▼

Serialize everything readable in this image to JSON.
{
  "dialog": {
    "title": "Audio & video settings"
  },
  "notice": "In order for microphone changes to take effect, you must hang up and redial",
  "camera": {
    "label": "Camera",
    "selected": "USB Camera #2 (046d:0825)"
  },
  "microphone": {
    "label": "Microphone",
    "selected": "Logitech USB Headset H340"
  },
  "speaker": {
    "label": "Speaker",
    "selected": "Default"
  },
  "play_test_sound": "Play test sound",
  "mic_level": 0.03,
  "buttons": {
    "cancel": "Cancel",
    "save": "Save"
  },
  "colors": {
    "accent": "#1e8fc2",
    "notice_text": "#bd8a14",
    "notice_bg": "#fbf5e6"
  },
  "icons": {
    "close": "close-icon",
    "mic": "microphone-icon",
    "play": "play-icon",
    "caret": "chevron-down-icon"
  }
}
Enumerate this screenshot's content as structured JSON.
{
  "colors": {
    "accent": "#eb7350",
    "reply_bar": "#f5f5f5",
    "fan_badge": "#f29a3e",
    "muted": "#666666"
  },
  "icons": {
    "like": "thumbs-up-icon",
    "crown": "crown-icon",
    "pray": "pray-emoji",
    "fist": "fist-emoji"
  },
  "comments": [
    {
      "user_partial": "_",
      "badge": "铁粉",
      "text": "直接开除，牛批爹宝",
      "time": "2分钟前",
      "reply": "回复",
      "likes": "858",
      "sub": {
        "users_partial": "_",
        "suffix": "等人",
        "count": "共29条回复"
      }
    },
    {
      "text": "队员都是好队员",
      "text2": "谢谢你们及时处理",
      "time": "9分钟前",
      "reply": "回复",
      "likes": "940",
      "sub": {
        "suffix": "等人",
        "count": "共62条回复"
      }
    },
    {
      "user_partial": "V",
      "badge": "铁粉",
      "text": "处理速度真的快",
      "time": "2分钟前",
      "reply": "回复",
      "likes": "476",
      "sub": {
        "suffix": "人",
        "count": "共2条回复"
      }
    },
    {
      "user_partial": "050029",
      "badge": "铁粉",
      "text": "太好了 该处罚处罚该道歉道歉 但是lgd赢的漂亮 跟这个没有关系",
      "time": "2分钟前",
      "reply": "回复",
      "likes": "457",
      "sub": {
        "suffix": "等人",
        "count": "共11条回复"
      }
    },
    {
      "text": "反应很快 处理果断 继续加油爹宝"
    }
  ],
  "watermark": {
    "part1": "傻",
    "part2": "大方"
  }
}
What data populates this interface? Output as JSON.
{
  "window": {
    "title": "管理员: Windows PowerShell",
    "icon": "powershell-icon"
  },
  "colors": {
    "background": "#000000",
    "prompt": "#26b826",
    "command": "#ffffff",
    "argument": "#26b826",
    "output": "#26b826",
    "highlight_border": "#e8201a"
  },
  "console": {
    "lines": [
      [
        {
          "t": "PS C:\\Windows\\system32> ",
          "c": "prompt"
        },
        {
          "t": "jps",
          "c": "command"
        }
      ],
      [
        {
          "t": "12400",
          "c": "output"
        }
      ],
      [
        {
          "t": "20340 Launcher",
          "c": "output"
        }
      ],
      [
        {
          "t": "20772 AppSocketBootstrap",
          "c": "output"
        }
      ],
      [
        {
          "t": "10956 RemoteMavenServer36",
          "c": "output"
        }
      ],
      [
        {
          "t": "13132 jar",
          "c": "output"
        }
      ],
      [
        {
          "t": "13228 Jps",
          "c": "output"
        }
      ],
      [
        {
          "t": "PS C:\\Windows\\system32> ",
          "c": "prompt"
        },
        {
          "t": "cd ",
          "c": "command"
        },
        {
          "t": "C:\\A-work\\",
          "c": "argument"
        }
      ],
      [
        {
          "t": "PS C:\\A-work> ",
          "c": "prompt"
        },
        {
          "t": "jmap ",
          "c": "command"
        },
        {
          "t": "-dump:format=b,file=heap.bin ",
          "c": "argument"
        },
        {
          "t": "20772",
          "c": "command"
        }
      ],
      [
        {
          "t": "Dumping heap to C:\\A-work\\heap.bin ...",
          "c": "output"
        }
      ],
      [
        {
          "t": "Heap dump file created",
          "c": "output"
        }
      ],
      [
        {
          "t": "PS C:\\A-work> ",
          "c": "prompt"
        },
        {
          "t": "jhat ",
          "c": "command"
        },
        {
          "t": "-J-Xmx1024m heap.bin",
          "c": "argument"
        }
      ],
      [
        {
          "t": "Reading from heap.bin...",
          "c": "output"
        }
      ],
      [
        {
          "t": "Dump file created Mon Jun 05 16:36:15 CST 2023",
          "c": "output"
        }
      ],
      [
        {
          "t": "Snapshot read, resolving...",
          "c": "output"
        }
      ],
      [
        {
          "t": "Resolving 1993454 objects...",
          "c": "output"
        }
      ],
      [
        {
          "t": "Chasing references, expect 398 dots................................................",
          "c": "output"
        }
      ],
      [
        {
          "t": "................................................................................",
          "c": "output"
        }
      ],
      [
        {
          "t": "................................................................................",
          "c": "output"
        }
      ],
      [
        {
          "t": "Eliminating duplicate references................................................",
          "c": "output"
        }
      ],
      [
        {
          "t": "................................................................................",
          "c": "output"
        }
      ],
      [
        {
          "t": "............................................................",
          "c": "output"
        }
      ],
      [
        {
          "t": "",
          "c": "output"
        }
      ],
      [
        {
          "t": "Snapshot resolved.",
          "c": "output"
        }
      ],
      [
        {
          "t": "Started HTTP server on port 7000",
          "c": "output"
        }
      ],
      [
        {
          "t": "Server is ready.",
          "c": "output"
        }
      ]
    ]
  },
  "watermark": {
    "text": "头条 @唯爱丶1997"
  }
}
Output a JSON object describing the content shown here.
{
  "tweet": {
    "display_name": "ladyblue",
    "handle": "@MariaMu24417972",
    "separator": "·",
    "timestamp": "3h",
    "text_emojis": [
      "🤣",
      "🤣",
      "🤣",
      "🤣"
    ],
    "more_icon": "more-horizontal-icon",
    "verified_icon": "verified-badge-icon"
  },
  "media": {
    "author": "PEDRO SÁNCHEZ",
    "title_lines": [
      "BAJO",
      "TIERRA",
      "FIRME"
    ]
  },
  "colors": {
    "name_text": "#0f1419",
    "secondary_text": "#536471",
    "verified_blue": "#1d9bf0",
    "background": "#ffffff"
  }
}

▲

# [WHAT TO DO]
Would you copy out each line exactly as written?

# [TASK OUTPUT]
Serialize everything readable in this image to JSON.
{
  "dialog": {
    "title": "Audio & video settings"
  },
  "notice": "In order for microphone changes to take effect, you must hang up and redial",
  "camera": {
    "label": "Camera",
    "selected": "USB Camera #2 (046d:0825)"
  },
  "microphone": {
    "label": "Microphone",
    "selected": "Logitech USB Headset H340"
  },
  "speaker": {
    "label": "Speaker",
    "selected": "Default"
  },
  "play_test_sound": "Play test sound",
  "mic_level": 0.03,
  "buttons": {
    "cancel": "Cancel",
    "save": "Save"
  },
  "colors": {
    "accent": "#1e8fc2",
    "notice_text": "#bd8a14",
    "notice_bg": "#fbf5e6"
  },
  "icons": {
    "close": "close-icon",
    "mic": "microphone-icon",
    "play": "play-icon",
    "caret": "chevron-down-icon"
  }
}
Enumerate this screenshot's content as structured JSON.
{
  "colors": {
    "accent": "#eb7350",
    "reply_bar": "#f5f5f5",
    "fan_badge": "#f29a3e",
    "muted": "#666666"
  },
  "icons": {
    "like": "thumbs-up-icon",
    "crown": "crown-icon",
    "pray": "pray-emoji",
    "fist": "fist-emoji"
  },
  "comments": [
    {
      "user_partial": "_",
      "badge": "铁粉",
      "text": "直接开除，牛批爹宝",
      "time": "2分钟前",
      "reply": "回复",
      "likes": "858",
      "sub": {
        "users_partial": "_",
        "suffix": "等人",
        "count": "共29条回复"
      }
    },
    {
      "text": "队员都是好队员",
      "text2": "谢谢你们及时处理",
      "time": "9分钟前",
      "reply": "回复",
      "likes": "940",
      "sub": {
        "suffix": "等人",
        "count": "共62条回复"
      }
    },
    {
      "user_partial": "V",
      "badge": "铁粉",
      "text": "处理速度真的快",
      "time": "2分钟前",
      "reply": "回复",
      "likes": "476",
      "sub": {
        "suffix": "人",
        "count": "共2条回复"
      }
    },
    {
      "user_partial": "050029",
      "badge": "铁粉",
      "text": "太好了 该处罚处罚该道歉道歉 但是lgd赢的漂亮 跟这个没有关系",
      "time": "2分钟前",
      "reply": "回复",
      "likes": "457",
      "sub": {
        "suffix": "等人",
        "count": "共11条回复"
      }
    },
    {
      "text": "反应很快 处理果断 继续加油爹宝"
    }
  ],
  "watermark": {
    "part1": "傻",
    "part2": "大方"
  }
}
What data populates this interface? Output as JSON.
{
  "window": {
    "title": "管理员: Windows PowerShell",
    "icon": "powershell-icon"
  },
  "colors": {
    "background": "#000000",
    "prompt": "#26b826",
    "command": "#ffffff",
    "argument": "#26b826",
    "output": "#26b826",
    "highlight_border": "#e8201a"
  },
  "console": {
    "lines": [
      [
        {
          "t": "PS C:\\Windows\\system32> ",
          "c": "prompt"
        },
        {
          "t": "jps",
          "c": "command"
        }
      ],
      [
        {
          "t": "12400",
          "c": "output"
        }
      ],
      [
        {
          "t": "20340 Launcher",
          "c": "output"
        }
      ],
      [
        {
          "t": "20772 AppSocketBootstrap",
          "c": "output"
        }
      ],
      [
        {
          "t": "10956 RemoteMavenServer36",
          "c": "output"
        }
      ],
      [
        {
          "t": "13132 jar",
          "c": "output"
        }
      ],
      [
        {
          "t": "13228 Jps",
          "c": "output"
        }
      ],
      [
        {
          "t": "PS C:\\Windows\\system32> ",
          "c": "prompt"
        },
        {
          "t": "cd ",
          "c": "command"
        },
        {
          "t": "C:\\A-work\\",
          "c": "argument"
        }
      ],
      [
        {
          "t": "PS C:\\A-work> ",
          "c": "prompt"
        },
        {
          "t": "jmap ",
          "c": "command"
        },
        {
          "t": "-dump:format=b,file=heap.bin ",
          "c": "argument"
        },
        {
          "t": "20772",
          "c": "command"
        }
      ],
      [
        {
          "t": "Dumping heap to C:\\A-work\\heap.bin ...",
          "c": "output"
        }
      ],
      [
        {
          "t": "Heap dump file created",
          "c": "output"
        }
      ],
      [
        {
          "t": "PS C:\\A-work> ",
          "c": "prompt"
        },
        {
          "t": "jhat ",
          "c": "command"
        },
        {
          "t": "-J-Xmx1024m heap.bin",
          "c": "argument"
        }
      ],
      [
        {
          "t": "Reading from heap.bin...",
          "c": "output"
        }
      ],
      [
        {
          "t": "Dump file created Mon Jun 05 16:36:15 CST 2023",
          "c": "output"
        }
      ],
      [
        {
          "t": "Snapshot read, resolving...",
          "c": "output"
        }
      ],
      [
        {
          "t": "Resolving 1993454 objects...",
          "c": "output"
        }
      ],
      [
        {
          "t": "Chasing references, expect 398 dots................................................",
          "c": "output"
        }
      ],
      [
        {
          "t": "................................................................................",
          "c": "output"
        }
      ],
      [
        {
          "t": "................................................................................",
          "c": "output"
        }
      ],
      [
        {
          "t": "Eliminating duplicate references................................................",
          "c": "output"
        }
      ],
      [
        {
          "t": "................................................................................",
          "c": "output"
        }
      ],
      [
        {
          "t": "............................................................",
          "c": "output"
        }
      ],
      [
        {
          "t": "",
          "c": "output"
        }
      ],
      [
        {
          "t": "Snapshot resolved.",
          "c": "output"
        }
      ],
      [
        {
          "t": "Started HTTP server on port 7000",
          "c": "output"
        }
      ],
      [
        {
          "t": "Server is ready.",
          "c": "output"
        }
      ]
    ]
  },
  "watermark": {
    "text": "头条 @唯爱丶1997"
  }
}
Output a JSON object describing the content shown here.
{
  "tweet": {
    "display_name": "ladyblue",
    "handle": "@MariaMu24417972",
    "separator": "·",
    "timestamp": "3h",
    "text_emojis": [
      "🤣",
      "🤣",
      "🤣",
      "🤣"
    ],
    "more_icon": "more-horizontal-icon",
    "verified_icon": "verified-badge-icon"
  },
  "media": {
    "author": "PEDRO SÁNCHEZ",
    "title_lines": [
      "BAJO",
      "TIERRA",
      "FIRME"
    ]
  },
  "colors": {
    "name_text": "#0f1419",
    "secondary_text": "#536471",
    "verified_blue": "#1d9bf0",
    "background": "#ffffff"
  }
}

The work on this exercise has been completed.